Trecho da página
- - -
Ainda que seja terrível compreendê-lo, a vida se faz em rascunho, e não nos é dado corrigir suas páginas.
E quando leio a carta que me enviou uma jovem de 19 anos, em que diz que me admira e que, apesar de viver a poucas quadras, nunca se atreveu a se aproximar, sinto vergonha. Que bela carta! Tão nobre e ao mesmo tempo tão triste! Diz que a ajudo a viver, que está pintando e que gostaria de me mostrar algum dia o que faz; quando passa por minha casa e vê o jardim abandonado, sempre sonha em encontrar-me. E eu me sinto envergonhado, porque ela me põe lá no alto, quando talvez eu valha bem menos que ela, tão pura, tão genuína. Em troca, eu, um ser infestado de gravíssimos defeitos, com personagens tão sinistros como Fernando Vidal Olmos. Mas também tremi escrevendo esses fragmentos em que aparecem seres infinitamente bondosos, como Hortensia Paz, o caminhoneiro Busich ou o louco Barragán, o profeta de bairro. Aqueles seres modestos, esses analfabetos cheios de bondade e os jovens com sua cândida esperança são os que me salvarão. Em troca, todo o resto, as precárias hipóteses, as idéias e teorias dos ensaios, não servem para justificar a existência."
- - -
Dados fornecidos
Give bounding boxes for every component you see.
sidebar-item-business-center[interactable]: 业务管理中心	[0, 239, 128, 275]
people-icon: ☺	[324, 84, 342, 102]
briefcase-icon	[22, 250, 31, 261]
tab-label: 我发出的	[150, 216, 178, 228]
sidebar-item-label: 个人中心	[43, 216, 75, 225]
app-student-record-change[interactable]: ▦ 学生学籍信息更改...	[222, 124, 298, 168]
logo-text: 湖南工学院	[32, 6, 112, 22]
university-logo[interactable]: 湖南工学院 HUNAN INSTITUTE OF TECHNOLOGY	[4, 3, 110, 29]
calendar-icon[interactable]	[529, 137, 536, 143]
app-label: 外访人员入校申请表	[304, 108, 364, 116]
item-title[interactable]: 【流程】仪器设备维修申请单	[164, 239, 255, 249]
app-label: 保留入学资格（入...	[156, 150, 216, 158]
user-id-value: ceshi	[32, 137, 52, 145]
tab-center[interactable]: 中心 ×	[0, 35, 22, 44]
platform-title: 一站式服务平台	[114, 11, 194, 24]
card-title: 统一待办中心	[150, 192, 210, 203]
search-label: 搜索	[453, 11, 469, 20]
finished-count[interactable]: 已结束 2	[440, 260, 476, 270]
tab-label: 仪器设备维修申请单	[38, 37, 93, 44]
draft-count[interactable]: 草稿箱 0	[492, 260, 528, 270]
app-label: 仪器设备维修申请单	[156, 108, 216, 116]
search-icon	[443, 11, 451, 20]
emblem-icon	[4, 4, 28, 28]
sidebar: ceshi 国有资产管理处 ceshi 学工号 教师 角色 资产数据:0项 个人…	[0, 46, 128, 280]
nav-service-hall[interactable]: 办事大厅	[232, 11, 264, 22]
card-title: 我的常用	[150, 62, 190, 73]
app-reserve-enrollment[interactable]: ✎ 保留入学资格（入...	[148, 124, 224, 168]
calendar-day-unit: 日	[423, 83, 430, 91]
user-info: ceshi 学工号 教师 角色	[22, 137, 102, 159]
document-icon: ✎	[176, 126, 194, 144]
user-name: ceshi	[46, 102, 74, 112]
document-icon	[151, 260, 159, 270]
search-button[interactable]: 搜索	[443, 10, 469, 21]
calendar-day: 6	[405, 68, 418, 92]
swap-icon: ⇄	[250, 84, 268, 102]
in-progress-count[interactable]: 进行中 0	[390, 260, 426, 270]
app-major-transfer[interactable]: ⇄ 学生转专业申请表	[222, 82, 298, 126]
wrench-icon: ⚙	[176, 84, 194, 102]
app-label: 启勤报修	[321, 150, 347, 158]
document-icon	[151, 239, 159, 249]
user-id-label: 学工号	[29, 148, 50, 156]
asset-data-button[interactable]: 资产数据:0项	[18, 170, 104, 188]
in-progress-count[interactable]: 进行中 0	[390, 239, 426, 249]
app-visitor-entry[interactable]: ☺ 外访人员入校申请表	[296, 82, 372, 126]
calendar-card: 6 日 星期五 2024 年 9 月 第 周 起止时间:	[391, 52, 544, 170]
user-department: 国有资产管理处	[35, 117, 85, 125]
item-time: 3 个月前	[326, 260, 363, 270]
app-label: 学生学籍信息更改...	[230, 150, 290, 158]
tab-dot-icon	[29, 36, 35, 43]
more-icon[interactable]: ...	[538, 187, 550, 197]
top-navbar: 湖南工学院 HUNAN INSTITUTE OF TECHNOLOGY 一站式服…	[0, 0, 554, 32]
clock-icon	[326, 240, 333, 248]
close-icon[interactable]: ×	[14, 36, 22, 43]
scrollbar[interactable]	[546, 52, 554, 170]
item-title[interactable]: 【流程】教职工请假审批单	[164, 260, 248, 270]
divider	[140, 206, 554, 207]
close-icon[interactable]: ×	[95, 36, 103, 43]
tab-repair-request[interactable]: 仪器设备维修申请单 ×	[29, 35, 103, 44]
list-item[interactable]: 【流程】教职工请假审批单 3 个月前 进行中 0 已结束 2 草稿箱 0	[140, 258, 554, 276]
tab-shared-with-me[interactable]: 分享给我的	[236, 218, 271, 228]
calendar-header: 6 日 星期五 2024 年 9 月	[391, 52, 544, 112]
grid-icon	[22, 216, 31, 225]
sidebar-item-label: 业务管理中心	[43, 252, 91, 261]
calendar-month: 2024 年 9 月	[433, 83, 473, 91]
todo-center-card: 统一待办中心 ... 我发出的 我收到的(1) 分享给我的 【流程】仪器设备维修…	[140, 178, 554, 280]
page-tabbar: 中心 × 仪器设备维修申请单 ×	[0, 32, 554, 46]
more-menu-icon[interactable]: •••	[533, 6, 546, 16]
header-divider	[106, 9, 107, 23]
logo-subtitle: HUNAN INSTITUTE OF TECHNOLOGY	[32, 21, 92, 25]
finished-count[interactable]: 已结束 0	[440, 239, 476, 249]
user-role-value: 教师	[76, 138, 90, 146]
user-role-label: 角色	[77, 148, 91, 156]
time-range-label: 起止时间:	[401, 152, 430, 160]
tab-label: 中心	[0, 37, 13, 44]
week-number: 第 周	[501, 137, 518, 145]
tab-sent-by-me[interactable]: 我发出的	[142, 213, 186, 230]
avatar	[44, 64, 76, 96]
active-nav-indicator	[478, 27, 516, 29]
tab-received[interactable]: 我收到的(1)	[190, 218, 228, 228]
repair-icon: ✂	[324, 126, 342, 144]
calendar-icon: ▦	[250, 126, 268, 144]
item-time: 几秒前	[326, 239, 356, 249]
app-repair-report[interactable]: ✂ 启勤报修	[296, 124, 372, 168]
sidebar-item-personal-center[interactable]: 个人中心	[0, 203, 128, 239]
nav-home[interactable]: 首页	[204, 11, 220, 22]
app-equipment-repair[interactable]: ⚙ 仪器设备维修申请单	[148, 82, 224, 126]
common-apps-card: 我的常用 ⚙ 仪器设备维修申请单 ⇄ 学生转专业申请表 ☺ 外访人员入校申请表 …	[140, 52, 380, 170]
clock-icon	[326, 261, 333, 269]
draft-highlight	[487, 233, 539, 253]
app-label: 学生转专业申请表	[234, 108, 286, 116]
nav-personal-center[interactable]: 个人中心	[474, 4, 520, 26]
- - -
Instruções de trabalho
1) Liste, por favor, todos os personagens que o trecho da página menciona pelo nome.
2) Prossiga com o trecho da página sobre a vida feita em rascunho, a partir da última frase apresentada.

Respostas dos exercícios
1)
Fernando Vidal Olmos
Hortensia Paz
Busich, o caminhoneiro
Barragán, o louco

2)
"Os jovens sofrem: já não querem mais ter filhos. Não há ceticismo maior. Assim como os animais no cativeiro, nossas jovens gerações não se arriscam a ser pais.Tal é o estado do mundo que lhes estamos entregando.
A anorexia, a bulimia, as drogas e a violência são outros dos sinais deste tempo de angústia, reações ao desprezo pela vida daqueles que nos comandam.
Como poderíamos explicar aos nossos avós que levamos a vida a uma tal situação que muitos dos jovens se deixam morrer porque não comem ou vomitam os alimentos? Por falta de apetite pela vida ou para cumprir o mandato que a TV nos inculca: a magreza histérica."